TO BE DONE.
Return each line of the items below that contains the string "brand". Case counts.

MATERIAL FOR THIS EXERCISE.
○ ○ ○ ○ ○ ○ ○

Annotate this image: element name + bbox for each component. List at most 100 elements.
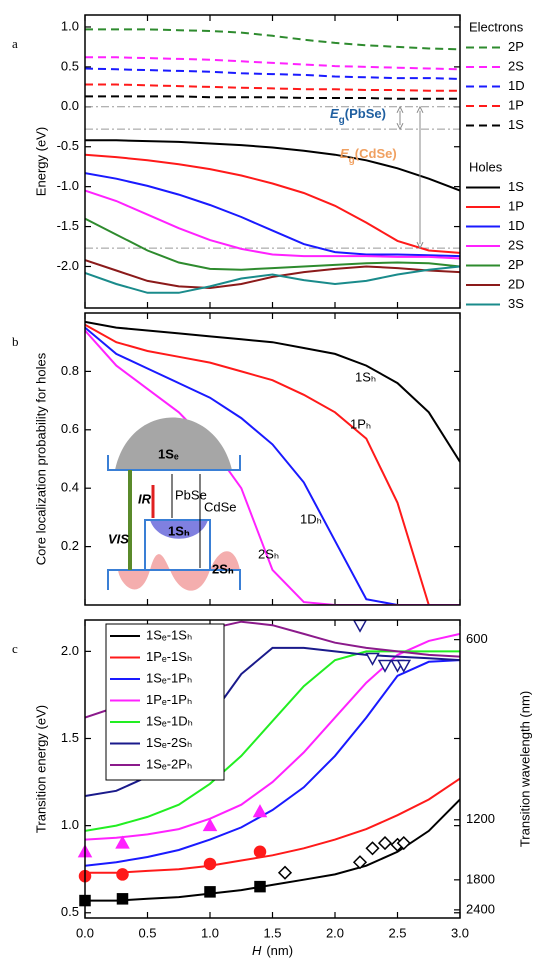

○ ○ ○ ○ ○ ○ ○

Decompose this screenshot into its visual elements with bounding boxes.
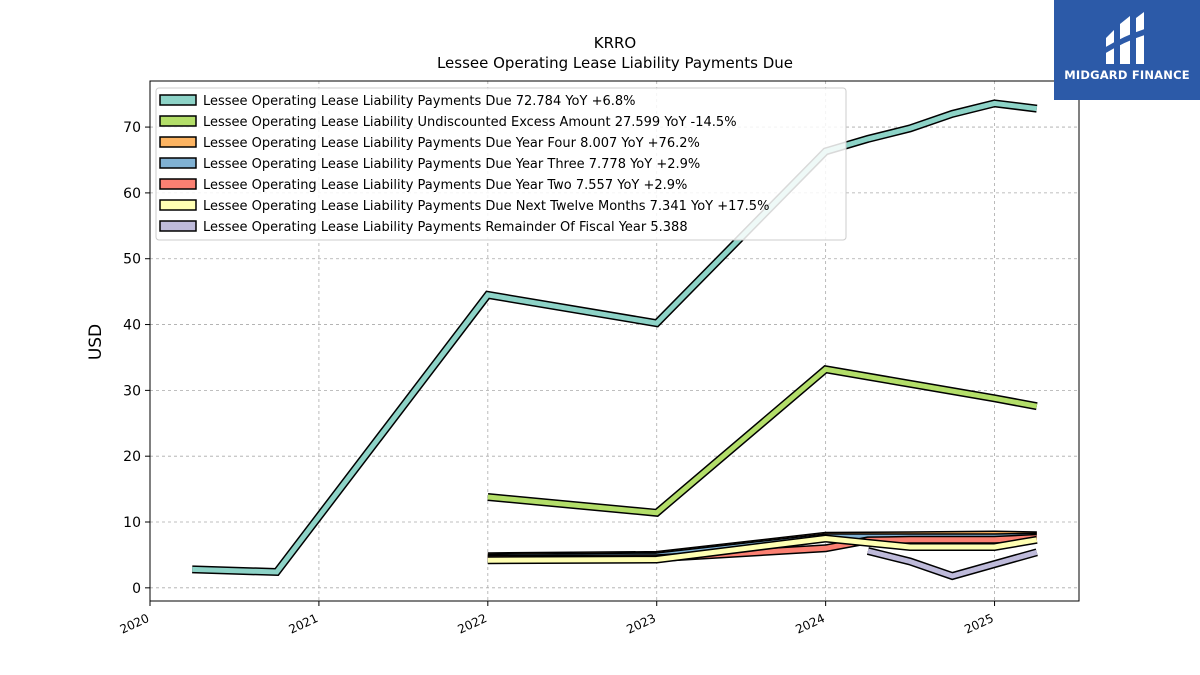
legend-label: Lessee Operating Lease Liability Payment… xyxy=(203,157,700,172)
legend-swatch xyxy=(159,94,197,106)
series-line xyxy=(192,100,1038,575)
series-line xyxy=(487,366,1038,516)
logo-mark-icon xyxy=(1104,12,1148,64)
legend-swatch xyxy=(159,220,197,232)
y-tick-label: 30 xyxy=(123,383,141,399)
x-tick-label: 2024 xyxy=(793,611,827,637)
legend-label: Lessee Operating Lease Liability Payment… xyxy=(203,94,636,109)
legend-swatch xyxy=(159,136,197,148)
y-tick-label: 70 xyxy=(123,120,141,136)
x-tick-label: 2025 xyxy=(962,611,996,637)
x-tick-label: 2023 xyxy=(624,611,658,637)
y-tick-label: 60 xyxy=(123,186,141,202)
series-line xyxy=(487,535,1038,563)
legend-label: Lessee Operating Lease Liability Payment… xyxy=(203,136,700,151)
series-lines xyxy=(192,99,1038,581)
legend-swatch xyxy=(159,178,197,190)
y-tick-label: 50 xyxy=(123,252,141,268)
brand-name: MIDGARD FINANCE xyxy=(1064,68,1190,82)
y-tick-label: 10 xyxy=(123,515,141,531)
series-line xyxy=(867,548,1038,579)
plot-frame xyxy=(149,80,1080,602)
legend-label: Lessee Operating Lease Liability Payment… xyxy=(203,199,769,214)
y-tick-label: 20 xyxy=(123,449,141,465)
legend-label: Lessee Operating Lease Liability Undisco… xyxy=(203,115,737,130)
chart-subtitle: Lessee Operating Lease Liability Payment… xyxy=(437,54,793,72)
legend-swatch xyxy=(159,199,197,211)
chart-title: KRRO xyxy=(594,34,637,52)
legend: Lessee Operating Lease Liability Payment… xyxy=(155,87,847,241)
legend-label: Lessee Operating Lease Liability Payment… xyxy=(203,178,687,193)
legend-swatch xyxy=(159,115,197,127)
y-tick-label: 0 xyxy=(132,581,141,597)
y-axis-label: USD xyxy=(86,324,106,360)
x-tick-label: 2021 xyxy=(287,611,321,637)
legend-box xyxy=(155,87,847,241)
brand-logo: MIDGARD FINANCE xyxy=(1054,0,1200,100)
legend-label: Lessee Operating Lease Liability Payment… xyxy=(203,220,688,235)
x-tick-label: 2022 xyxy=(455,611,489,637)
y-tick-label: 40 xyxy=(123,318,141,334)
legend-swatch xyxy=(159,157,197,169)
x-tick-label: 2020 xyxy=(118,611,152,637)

○ ○ ○ ○ ○ ○ ○

OUTPUT BELOW.
brand-name: MIDGARD FINANCE xyxy=(1064,68,1190,82)
brand-logo: MIDGARD FINANCE xyxy=(1054,0,1200,100)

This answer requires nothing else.